[Data records]
==========
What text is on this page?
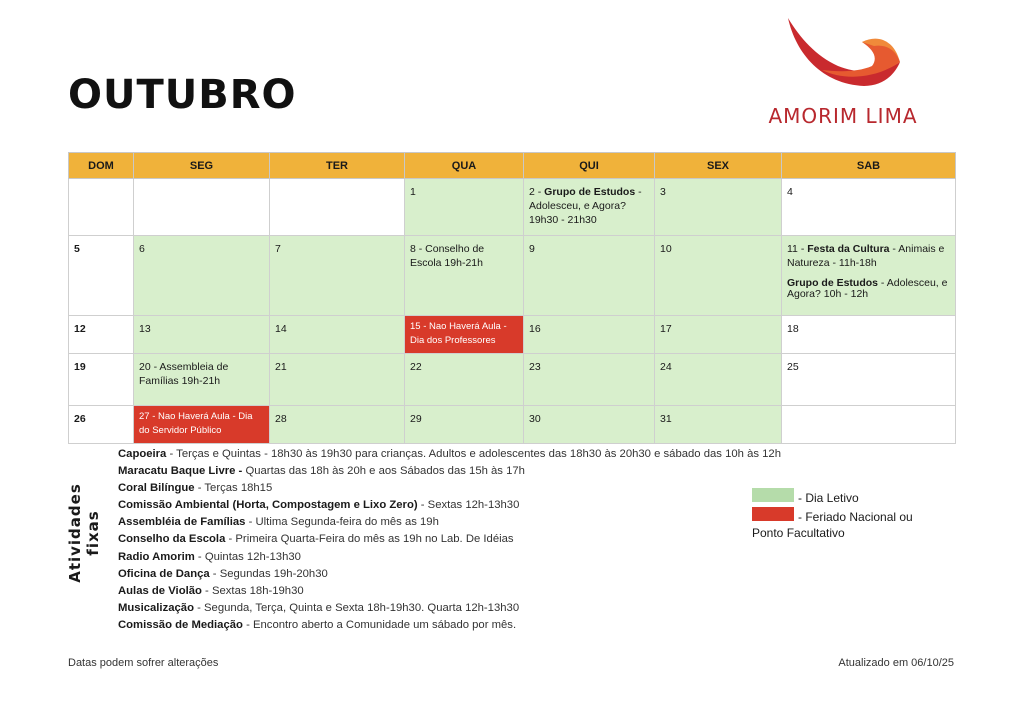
OUTUBRO	AMORIM LIMA
DOM	SEG	TER	QUA	QUI	SEX	SAB
			1	2 - Grupo de Estudos - Adolesceu, e Agora? 19h30 - 21h30	3	4
5	6	7	8 - Conselho de Escola 19h-21h	9	10	11 - Festa da Cultura - Animais e Natureza - 11h-18h
Grupo de Estudos - Adolesceu, e Agora? 10h - 12h

12	13	14	15 - Nao Haverá Aula - Dia dos Professores	16	17	18
19	20 - Assembleia de Famílias 19h-21h	21	22	23	24	25
26	27 - Nao Haverá Aula - Dia do Servidor Público	28	29	30	31	
Atividades fixas
Capoeira - Terças e Quintas - 18h30 às 19h30 para crianças. Adultos e adolescentes das 18h30 às 20h30 e sábado das 10h às 12h
Maracatu Baque Livre - Quartas das 18h às 20h e aos Sábados das 15h às 17h
Coral Bilíngue - Terças 18h15
Comissão Ambiental (Horta, Compostagem e Lixo Zero) - Sextas 12h-13h30
Assembléia de Famílias - Ultima Segunda-feira do mês as 19h
Conselho da Escola - Primeira Quarta-Feira do mês as 19h no Lab. De Idéias
Radio Amorim - Quintas 12h-13h30
Oficina de Dança - Segundas 19h-20h30
Aulas de Violão - Sextas 18h-19h30
Musicalização - Segunda, Terça, Quinta e Sexta 18h-19h30. Quarta 12h-13h30
Comissão de Mediação - Encontro aberto a Comunidade um sábado por mês.
- Dia Letivo
- Feriado Nacional ou
Ponto Facultativo
Datas podem sofrer alterações	Atualizado em 06/10/25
==========
TASK BRIEF: Copy all the lines above that hold the string "Terças".

EXERCISE SOLUTION:
Capoeira - Terças e Quintas - 18h30 às 19h30 para crianças. Adultos e adolescentes das 18h30 às 20h30 e sábado das 10h às 12h
Coral Bilíngue - Terças 18h15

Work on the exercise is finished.